Saved data entries:

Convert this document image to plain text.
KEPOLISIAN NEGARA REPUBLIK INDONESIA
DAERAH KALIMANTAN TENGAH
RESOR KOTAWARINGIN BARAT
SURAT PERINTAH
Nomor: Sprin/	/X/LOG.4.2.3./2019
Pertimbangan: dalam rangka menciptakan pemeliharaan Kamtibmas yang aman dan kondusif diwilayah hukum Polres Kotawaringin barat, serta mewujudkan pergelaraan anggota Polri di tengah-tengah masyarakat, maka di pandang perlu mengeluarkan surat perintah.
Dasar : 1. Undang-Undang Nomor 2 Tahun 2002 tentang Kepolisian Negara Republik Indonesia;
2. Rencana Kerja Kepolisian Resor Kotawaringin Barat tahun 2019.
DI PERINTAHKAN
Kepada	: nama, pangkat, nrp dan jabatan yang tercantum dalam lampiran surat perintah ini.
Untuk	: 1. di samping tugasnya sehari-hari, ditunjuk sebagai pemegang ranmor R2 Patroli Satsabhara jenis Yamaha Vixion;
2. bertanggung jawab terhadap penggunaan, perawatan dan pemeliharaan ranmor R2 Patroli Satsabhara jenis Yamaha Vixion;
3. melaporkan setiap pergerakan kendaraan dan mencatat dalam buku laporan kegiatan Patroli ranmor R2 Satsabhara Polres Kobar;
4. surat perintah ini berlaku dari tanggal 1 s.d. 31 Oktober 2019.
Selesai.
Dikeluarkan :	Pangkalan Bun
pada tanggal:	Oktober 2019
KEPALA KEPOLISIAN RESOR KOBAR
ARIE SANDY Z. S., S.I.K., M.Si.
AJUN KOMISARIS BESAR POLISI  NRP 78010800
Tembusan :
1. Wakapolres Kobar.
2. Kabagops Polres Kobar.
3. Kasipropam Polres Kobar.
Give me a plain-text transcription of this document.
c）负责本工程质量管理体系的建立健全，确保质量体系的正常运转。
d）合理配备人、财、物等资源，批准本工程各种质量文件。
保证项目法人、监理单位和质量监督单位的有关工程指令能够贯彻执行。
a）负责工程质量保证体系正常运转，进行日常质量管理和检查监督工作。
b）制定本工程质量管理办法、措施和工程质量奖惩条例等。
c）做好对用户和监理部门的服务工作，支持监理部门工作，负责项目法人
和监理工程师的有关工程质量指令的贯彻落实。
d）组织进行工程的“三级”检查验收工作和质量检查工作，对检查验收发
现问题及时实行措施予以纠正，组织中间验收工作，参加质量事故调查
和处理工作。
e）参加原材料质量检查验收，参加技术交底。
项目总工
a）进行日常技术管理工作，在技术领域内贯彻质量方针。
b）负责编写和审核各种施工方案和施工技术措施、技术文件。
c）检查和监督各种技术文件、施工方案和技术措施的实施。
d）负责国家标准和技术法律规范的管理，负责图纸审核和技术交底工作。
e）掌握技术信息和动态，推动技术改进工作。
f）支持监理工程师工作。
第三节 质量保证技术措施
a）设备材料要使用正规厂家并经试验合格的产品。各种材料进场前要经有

◆ WORK INSTRUCTIONS ◆
Locate the word "text" in the data above. Copy every line carrying it.

◆ FULL OUTPUT ◆
Convert this document image to plain text.
Give me a plain-text transcription of this document.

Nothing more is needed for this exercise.